■ **EXERCISE TASK**: Print all of the entries exactly, minus the pictures.

(Stored dataset items)

<<<<

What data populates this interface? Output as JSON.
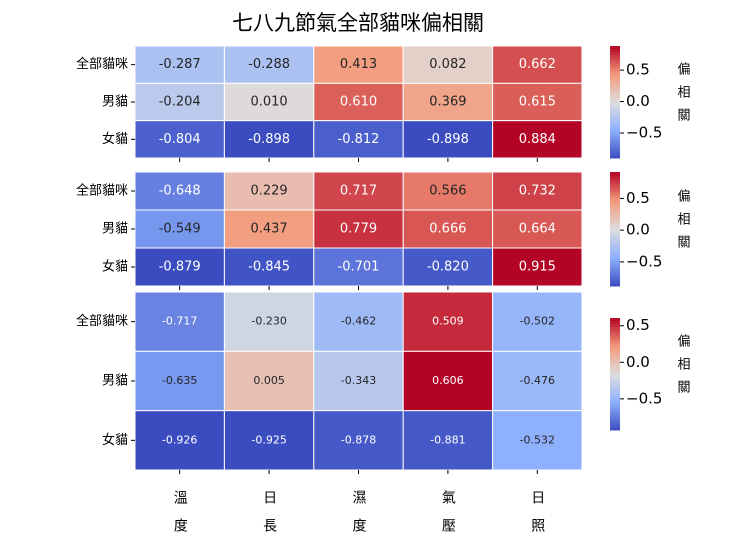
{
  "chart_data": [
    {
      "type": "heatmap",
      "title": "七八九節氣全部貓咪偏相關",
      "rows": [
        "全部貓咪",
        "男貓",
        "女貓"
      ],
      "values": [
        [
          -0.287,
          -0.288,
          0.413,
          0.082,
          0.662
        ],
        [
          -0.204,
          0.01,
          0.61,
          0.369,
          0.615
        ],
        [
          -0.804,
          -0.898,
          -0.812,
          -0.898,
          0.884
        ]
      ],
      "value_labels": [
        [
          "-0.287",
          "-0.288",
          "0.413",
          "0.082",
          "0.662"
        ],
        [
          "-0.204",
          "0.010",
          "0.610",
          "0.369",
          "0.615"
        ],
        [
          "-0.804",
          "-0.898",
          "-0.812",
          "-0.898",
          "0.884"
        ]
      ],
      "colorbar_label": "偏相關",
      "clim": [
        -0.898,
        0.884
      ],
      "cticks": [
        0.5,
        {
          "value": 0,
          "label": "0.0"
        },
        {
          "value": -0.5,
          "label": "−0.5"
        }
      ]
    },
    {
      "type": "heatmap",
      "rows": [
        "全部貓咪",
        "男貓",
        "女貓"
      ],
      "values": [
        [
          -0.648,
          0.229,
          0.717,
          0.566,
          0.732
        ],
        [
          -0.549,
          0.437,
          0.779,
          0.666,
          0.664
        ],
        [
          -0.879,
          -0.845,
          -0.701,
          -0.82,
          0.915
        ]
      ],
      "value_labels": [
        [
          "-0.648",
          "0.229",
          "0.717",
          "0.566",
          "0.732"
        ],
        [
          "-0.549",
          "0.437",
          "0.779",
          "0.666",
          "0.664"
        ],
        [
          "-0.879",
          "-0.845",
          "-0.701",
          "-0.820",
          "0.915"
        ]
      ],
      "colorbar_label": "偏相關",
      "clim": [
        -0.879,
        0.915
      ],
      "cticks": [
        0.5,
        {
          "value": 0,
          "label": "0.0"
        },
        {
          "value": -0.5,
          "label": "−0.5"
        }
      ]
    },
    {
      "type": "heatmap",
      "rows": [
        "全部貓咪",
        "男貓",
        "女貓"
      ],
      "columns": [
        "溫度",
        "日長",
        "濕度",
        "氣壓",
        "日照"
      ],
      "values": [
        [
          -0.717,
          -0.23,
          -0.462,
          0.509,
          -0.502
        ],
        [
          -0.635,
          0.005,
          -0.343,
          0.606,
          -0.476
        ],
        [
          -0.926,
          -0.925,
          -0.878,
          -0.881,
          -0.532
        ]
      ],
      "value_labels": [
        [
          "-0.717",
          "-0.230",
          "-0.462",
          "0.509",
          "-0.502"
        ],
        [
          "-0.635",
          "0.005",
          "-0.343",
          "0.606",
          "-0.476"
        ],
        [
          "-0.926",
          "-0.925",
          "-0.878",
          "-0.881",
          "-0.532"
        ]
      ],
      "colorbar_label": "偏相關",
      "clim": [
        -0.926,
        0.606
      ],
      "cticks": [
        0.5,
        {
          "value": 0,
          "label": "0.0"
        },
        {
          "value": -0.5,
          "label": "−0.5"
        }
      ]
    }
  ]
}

>>>>

■ **OUTPUT**:
What data populates this interface? Output as JSON.
{
  "chart_data": [
    {
      "type": "heatmap",
      "title": "七八九節氣全部貓咪偏相關",
      "rows": [
        "全部貓咪",
        "男貓",
        "女貓"
      ],
      "values": [
        [
          -0.287,
          -0.288,
          0.413,
          0.082,
          0.662
        ],
        [
          -0.204,
          0.01,
          0.61,
          0.369,
          0.615
        ],
        [
          -0.804,
          -0.898,
          -0.812,
          -0.898,
          0.884
        ]
      ],
      "value_labels": [
        [
          "-0.287",
          "-0.288",
          "0.413",
          "0.082",
          "0.662"
        ],
        [
          "-0.204",
          "0.010",
          "0.610",
          "0.369",
          "0.615"
        ],
        [
          "-0.804",
          "-0.898",
          "-0.812",
          "-0.898",
          "0.884"
        ]
      ],
      "colorbar_label": "偏相關",
      "clim": [
        -0.898,
        0.884
      ],
      "cticks": [
        0.5,
        {
          "value": 0,
          "label": "0.0"
        },
        {
          "value": -0.5,
          "label": "−0.5"
        }
      ]
    },
    {
      "type": "heatmap",
      "rows": [
        "全部貓咪",
        "男貓",
        "女貓"
      ],
      "values": [
        [
          -0.648,
          0.229,
          0.717,
          0.566,
          0.732
        ],
        [
          -0.549,
          0.437,
          0.779,
          0.666,
          0.664
        ],
        [
          -0.879,
          -0.845,
          -0.701,
          -0.82,
          0.915
        ]
      ],
      "value_labels": [
        [
          "-0.648",
          "0.229",
          "0.717",
          "0.566",
          "0.732"
        ],
        [
          "-0.549",
          "0.437",
          "0.779",
          "0.666",
          "0.664"
        ],
        [
          "-0.879",
          "-0.845",
          "-0.701",
          "-0.820",
          "0.915"
        ]
      ],
      "colorbar_label": "偏相關",
      "clim": [
        -0.879,
        0.915
      ],
      "cticks": [
        0.5,
        {
          "value": 0,
          "label": "0.0"
        },
        {
          "value": -0.5,
          "label": "−0.5"
        }
      ]
    },
    {
      "type": "heatmap",
      "rows": [
        "全部貓咪",
        "男貓",
        "女貓"
      ],
      "columns": [
        "溫度",
        "日長",
        "濕度",
        "氣壓",
        "日照"
      ],
      "values": [
        [
          -0.717,
          -0.23,
          -0.462,
          0.509,
          -0.502
        ],
        [
          -0.635,
          0.005,
          -0.343,
          0.606,
          -0.476
        ],
        [
          -0.926,
          -0.925,
          -0.878,
          -0.881,
          -0.532
        ]
      ],
      "value_labels": [
        [
          "-0.717",
          "-0.230",
          "-0.462",
          "0.509",
          "-0.502"
        ],
        [
          "-0.635",
          "0.005",
          "-0.343",
          "0.606",
          "-0.476"
        ],
        [
          "-0.926",
          "-0.925",
          "-0.878",
          "-0.881",
          "-0.532"
        ]
      ],
      "colorbar_label": "偏相關",
      "clim": [
        -0.926,
        0.606
      ],
      "cticks": [
        0.5,
        {
          "value": 0,
          "label": "0.0"
        },
        {
          "value": -0.5,
          "label": "−0.5"
        }
      ]
    }
  ]
}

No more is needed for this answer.